▸ PROBLEM SET
1. Please answer these about the piece on The Sun card, Tarot and art:
(a) On what two levels does the writer want to explore the connection between Tarot and art?
(b) What four things is The Sun card said to be about?
(c) Which two versions of the card show two children under the sun?
2. Carry the piece on The Sun card in Tarot and art forward from its final sentence, adding the next stretch of writing.

The Sun, Tarot and Art
Often when I look at particular pieces of art, I see a connection to the Tarot. I think some of this is because Tarot is such an important tool for me, but it is also because the Tarot archetypes are part of our collective unconscious. And then, of course, there are some situations where the Tarot did actually influence a piece of art or an artist in some way! I’d like to explore the connection between Tarot and art, on both a historical and spiritual level.
So let’s look at The Sun
The Sun is one of the most positive cards in the Tarot deck. It is about warmth, revelations, healing, and being your true self.
Some Sun cards, like the first known one from the Visconti-Sforza deck, and The Sun from the Rider-Waite deck, depict a naked, youthful figure under the sun. Other versions of the card, including those from the Tarot of Marseilles and the Book of Thoth, feature two children (usually identified as twins) naked or nearly naked under the sun.

▸ PROVIDED DATA
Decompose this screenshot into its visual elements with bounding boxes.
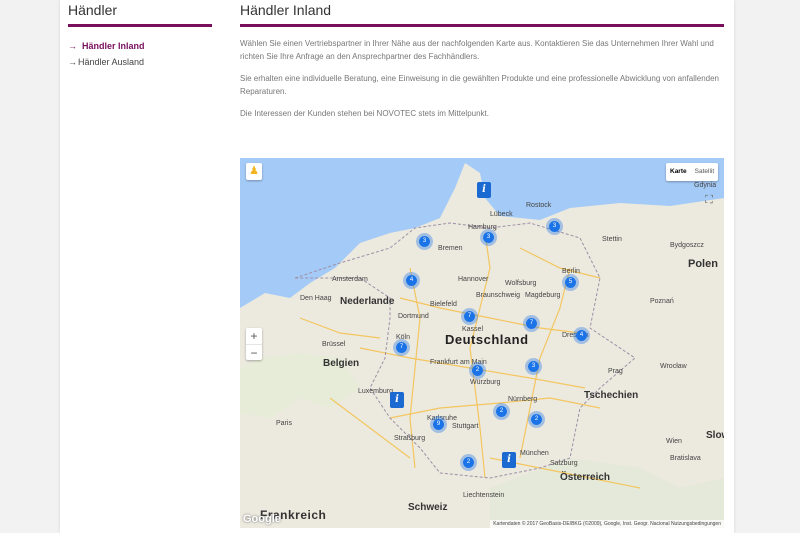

▸ TASK-BY-TASK OUTPUTS
1.
(a) Historical and spiritual.
(b) Warmth, revelations, healing, and being your true self.
(c) The Tarot of Marseilles and the Book of Thoth.

2.
However many children there are, you could say that they represent fully basking in the sun’s glow – the light of joy, happiness, and self-fulfillment. The Sun is a card that is about being your truest, best self, so that light practically radiates from you.
It’s easy to see why such a celestial body would inspire these feelings. The sun is our star here on earth, and its warmth helps everything on the earth grow. We love to bask in sunlight, and our mental and physical health is improved by exposure to the sun’s rays.
The sun has played a major role in life on this planet ever since this planet came into existence. Our prehistoric ancestors chose to depict the sun in their cave paintings, and the solar figures in the Magura Cave (located in present-day Bulgaria) look so similar to what any one of us would draw if asked to make a sun today – a disk with rays of light coming from it, that it’s just not funny.
Many early and ancient civilizations came to worship the sun (and some modern-day religions still do) as one of their deities. The sun was even the first monotheistic deity. The Egyptian god Aten was the embodiment of life, male and female. Unlike previous Egyptian deities, Aten couldn’t be depicted in any physical form, and was represented as the sun – more specifically, the sun’s rays. Here are two famous engravings of Aten, one with Akhenaton, the pharaoh who popularized his worship, and his family participating in a ceremony for the deity, and one where Aten shines his rays benevolently upon Akhenaton and his family.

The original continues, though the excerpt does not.